STATED TASK:
Check each line of the entries below for the string "NERE"; copy every line where it appears.

Dataset items:
↓

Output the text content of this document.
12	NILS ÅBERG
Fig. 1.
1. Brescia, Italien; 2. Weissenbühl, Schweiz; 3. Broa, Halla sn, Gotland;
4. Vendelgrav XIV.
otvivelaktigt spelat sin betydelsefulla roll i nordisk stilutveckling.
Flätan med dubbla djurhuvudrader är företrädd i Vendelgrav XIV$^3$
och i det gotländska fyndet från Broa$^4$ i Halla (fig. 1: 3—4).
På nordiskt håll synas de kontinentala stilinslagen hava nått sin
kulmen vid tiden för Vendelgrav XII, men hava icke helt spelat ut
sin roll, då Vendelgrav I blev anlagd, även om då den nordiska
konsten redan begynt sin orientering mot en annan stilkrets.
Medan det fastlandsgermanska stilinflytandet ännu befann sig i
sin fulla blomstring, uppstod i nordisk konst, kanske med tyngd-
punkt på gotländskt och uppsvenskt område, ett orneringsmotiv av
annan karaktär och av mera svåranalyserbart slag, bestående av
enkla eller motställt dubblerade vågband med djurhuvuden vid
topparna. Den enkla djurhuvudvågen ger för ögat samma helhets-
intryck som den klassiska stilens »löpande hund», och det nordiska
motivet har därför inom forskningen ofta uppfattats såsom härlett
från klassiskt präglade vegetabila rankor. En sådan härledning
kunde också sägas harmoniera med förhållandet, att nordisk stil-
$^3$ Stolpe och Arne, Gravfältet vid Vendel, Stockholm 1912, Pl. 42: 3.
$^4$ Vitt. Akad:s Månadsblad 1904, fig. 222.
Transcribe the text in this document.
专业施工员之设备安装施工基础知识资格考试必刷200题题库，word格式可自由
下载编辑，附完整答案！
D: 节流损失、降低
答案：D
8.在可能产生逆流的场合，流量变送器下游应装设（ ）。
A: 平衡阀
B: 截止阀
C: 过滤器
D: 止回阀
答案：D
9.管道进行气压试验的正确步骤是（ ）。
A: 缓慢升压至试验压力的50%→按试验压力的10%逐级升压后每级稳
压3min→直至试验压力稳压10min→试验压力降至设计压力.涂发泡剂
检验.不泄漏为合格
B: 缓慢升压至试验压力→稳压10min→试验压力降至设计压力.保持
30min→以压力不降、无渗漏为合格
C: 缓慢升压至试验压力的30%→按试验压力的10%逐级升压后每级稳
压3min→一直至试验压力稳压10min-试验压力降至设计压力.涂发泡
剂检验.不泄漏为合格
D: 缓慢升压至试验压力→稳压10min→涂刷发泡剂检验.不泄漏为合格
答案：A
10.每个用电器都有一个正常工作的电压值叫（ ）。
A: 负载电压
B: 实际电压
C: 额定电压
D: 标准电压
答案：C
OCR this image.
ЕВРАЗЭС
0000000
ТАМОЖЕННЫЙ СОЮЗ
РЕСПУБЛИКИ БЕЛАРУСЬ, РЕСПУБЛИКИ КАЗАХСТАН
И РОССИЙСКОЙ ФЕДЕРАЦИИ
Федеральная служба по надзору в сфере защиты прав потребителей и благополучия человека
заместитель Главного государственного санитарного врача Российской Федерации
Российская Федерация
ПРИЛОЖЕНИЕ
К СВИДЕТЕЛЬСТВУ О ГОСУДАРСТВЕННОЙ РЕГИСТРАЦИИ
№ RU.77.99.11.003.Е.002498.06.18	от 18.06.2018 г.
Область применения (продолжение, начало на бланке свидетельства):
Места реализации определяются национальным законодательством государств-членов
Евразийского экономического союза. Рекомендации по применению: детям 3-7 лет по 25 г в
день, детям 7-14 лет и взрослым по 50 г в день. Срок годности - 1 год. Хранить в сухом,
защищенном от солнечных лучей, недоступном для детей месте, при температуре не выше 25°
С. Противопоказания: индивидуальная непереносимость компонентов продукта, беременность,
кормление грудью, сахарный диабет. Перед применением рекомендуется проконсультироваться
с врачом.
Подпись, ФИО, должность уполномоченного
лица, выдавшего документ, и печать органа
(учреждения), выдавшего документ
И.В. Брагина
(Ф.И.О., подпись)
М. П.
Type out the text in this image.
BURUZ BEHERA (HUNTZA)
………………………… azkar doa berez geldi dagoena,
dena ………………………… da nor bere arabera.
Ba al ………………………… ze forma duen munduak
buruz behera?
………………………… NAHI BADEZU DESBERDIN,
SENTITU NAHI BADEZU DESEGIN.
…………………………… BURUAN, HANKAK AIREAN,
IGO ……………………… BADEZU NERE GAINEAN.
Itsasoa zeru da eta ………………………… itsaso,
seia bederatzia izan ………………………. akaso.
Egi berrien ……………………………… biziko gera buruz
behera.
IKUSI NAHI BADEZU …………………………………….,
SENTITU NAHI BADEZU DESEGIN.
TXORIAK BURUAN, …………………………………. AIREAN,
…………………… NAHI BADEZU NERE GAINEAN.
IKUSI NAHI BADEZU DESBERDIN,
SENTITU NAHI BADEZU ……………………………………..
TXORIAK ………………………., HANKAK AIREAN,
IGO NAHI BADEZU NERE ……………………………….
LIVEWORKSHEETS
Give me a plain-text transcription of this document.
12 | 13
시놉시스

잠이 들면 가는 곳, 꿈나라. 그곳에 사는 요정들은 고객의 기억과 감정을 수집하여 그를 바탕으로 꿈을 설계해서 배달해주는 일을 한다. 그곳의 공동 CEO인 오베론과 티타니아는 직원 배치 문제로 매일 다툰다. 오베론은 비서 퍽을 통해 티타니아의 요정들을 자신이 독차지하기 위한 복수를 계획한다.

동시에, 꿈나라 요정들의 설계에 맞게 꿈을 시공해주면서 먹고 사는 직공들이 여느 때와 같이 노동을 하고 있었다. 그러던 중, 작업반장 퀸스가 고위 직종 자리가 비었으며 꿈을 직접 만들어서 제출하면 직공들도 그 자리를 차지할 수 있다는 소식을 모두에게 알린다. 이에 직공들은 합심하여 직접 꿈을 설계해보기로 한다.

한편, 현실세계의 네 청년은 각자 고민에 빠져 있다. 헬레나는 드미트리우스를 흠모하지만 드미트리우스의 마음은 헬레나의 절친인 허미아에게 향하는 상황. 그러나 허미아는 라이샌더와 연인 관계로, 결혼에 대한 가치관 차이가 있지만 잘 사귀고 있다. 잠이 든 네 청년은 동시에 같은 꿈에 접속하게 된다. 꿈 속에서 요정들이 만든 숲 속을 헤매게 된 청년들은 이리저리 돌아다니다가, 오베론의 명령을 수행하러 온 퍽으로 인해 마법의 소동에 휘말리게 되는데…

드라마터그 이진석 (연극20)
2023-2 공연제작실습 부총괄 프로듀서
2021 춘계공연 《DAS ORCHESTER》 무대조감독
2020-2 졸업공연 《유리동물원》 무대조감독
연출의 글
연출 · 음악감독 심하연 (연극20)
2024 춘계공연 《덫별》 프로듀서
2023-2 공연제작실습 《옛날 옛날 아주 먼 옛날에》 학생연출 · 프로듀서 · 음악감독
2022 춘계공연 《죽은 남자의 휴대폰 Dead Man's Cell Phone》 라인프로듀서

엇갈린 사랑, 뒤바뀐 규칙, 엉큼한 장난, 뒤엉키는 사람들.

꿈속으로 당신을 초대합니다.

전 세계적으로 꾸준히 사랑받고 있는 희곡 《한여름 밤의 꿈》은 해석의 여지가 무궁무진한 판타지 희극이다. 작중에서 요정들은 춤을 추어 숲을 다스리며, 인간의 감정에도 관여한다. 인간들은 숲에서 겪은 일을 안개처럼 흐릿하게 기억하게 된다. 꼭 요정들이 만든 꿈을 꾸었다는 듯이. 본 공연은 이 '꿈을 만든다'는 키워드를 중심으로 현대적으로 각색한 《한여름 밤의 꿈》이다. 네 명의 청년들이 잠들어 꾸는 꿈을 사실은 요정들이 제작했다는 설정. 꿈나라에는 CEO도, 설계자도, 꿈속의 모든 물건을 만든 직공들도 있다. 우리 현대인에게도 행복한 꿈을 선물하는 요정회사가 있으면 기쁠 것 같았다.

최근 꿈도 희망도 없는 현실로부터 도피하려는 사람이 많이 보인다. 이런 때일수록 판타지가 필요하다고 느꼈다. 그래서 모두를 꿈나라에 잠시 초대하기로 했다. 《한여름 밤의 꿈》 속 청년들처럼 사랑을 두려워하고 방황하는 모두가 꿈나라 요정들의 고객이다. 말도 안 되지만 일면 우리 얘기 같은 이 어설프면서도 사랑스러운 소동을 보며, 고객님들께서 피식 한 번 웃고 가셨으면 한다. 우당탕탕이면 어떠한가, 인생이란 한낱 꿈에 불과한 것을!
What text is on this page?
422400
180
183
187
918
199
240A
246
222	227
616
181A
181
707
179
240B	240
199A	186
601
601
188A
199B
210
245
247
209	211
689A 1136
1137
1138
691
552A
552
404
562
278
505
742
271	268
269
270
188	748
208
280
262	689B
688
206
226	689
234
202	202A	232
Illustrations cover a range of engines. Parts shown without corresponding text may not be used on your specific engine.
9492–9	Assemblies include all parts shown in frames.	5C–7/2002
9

↑

ANSWER IN FULL:
IGO ……………………… BADEZU NERE GAINEAN.
…………………… NAHI BADEZU NERE GAINEAN.
IGO NAHI BADEZU NERE ……………………………….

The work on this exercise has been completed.